Exercise materials:
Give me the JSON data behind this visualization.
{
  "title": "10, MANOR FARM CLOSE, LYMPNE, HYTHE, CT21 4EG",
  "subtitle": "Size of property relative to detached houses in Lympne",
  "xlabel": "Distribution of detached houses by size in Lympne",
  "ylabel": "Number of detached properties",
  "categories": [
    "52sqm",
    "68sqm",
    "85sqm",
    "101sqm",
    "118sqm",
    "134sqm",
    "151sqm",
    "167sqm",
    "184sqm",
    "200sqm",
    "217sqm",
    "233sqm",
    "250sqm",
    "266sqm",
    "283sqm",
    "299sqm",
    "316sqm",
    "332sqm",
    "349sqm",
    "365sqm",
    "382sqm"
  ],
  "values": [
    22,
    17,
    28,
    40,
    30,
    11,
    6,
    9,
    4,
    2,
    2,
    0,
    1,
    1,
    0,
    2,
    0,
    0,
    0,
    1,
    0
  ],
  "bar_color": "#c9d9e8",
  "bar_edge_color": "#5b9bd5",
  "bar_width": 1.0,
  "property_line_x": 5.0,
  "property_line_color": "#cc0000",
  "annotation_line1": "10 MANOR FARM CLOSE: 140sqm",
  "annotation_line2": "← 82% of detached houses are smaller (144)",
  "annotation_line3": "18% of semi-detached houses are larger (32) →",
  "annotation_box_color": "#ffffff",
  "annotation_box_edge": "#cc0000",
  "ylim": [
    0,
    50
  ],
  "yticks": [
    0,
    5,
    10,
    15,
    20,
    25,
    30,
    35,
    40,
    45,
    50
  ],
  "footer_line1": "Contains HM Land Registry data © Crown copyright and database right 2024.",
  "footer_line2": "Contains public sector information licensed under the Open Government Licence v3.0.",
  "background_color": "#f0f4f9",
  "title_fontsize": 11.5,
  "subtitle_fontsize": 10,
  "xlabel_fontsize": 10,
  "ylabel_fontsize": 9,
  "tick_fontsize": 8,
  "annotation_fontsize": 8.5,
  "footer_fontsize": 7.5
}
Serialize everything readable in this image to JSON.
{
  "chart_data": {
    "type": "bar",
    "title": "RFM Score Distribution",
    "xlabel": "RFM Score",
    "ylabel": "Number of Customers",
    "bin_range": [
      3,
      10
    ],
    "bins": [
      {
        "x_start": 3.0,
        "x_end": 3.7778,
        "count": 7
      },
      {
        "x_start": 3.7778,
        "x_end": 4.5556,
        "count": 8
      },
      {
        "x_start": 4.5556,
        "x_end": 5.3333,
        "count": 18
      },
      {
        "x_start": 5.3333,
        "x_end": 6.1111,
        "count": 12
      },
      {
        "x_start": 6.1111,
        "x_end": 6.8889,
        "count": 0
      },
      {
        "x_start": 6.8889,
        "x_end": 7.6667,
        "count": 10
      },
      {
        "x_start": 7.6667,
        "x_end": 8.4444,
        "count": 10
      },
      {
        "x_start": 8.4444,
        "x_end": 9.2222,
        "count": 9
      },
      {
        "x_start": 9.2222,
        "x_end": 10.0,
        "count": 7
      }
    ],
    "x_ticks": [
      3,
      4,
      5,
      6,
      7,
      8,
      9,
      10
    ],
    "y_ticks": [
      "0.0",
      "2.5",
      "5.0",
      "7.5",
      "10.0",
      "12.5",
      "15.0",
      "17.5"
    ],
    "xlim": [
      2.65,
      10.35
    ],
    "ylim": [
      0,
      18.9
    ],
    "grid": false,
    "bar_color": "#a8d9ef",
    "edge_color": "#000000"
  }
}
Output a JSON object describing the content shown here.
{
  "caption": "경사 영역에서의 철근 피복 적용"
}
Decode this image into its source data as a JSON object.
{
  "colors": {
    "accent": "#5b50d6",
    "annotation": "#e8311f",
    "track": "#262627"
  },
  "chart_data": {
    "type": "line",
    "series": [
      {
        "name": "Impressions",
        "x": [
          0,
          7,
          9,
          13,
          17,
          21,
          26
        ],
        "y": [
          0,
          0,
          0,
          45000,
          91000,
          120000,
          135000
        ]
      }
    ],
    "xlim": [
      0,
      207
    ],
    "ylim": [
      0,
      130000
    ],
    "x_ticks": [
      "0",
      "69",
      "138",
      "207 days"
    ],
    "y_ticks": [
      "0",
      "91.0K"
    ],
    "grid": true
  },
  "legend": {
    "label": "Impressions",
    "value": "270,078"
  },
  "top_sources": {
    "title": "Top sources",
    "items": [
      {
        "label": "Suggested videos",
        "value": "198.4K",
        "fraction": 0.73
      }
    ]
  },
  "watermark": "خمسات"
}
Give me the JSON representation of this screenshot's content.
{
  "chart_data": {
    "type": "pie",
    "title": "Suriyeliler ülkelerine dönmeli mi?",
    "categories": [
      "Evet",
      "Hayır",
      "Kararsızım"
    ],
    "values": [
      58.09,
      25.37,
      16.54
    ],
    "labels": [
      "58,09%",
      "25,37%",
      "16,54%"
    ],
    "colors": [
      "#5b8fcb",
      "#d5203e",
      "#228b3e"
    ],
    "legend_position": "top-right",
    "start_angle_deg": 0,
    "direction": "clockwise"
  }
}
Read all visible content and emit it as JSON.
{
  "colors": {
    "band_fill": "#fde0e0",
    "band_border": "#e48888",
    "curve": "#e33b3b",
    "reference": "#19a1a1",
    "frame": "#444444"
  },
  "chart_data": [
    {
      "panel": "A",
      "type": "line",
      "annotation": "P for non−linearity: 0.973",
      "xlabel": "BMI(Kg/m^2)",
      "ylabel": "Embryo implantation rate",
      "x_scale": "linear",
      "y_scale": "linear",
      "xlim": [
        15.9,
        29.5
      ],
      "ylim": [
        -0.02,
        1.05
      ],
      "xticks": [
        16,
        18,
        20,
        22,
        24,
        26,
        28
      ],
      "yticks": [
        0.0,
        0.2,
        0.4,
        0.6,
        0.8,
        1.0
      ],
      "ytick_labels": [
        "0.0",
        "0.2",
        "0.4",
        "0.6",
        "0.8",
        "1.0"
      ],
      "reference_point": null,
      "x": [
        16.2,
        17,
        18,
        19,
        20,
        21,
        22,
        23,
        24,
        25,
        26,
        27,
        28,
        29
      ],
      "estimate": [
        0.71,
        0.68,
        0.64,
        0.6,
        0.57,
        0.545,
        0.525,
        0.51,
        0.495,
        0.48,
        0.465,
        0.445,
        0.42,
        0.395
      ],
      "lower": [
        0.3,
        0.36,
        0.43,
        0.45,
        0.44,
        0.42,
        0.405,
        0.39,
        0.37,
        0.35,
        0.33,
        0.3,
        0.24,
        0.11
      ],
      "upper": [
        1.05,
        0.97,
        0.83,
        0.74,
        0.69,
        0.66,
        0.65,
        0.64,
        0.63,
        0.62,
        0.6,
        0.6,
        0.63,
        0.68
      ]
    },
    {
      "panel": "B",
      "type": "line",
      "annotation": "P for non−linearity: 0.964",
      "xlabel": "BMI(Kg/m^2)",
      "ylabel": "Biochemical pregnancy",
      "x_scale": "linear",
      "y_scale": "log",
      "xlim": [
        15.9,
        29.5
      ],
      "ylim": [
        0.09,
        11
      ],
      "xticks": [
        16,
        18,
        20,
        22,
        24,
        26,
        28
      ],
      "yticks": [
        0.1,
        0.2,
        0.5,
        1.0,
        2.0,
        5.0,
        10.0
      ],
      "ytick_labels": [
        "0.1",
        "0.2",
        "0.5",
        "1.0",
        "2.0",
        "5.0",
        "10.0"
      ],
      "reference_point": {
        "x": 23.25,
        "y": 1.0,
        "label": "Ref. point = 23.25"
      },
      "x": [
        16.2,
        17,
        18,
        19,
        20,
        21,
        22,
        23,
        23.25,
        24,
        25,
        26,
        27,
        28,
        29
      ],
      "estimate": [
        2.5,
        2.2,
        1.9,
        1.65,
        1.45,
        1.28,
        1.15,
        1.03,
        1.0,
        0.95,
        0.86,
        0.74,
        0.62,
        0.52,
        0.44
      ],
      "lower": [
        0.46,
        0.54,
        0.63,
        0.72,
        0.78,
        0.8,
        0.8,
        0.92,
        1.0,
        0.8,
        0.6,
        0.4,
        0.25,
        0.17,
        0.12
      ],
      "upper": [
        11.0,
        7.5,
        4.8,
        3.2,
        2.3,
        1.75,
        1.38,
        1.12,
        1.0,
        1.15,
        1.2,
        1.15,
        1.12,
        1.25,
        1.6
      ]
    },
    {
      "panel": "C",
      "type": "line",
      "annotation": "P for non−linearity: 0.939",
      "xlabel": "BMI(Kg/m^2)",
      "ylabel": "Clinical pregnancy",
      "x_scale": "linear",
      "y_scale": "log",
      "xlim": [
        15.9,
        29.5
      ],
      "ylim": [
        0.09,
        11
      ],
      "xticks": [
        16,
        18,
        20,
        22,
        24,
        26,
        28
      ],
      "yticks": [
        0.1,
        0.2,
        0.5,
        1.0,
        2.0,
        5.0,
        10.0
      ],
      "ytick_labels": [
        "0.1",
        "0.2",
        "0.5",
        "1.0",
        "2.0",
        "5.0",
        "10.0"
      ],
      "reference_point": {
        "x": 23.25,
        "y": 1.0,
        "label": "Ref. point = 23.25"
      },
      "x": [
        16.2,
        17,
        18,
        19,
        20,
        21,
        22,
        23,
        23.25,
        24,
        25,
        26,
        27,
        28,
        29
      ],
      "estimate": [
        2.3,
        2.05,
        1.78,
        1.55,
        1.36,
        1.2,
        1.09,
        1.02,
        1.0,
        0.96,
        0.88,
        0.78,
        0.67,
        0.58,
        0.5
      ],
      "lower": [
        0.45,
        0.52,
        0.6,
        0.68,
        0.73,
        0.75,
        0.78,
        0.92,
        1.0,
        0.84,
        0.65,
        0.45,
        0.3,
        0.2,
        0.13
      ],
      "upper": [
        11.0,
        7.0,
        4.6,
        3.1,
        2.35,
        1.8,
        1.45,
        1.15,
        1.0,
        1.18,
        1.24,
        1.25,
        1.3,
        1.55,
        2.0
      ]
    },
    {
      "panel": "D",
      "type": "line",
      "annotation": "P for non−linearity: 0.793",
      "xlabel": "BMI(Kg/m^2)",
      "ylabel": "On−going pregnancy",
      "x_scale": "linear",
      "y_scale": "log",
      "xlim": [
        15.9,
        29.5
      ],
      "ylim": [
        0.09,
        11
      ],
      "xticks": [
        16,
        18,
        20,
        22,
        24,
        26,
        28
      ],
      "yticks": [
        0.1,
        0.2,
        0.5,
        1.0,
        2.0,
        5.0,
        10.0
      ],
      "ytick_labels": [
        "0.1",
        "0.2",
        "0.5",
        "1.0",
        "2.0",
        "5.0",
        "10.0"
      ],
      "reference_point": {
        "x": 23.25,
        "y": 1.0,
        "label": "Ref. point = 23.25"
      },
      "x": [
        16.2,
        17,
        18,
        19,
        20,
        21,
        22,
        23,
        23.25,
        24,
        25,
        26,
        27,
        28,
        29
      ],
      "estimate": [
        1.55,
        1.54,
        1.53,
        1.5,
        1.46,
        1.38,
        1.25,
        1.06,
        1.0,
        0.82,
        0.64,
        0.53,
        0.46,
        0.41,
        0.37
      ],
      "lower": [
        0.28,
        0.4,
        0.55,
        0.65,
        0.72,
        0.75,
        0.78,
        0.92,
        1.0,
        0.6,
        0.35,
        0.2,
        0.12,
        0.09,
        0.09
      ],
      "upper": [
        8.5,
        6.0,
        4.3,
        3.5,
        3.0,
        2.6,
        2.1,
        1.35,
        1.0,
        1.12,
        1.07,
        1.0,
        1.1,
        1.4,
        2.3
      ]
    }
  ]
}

Exercise: Return every line from the records above that holds the word "Score".

Result for this exercise:
    "title": "RFM Score Distribution",
    "xlabel": "RFM Score",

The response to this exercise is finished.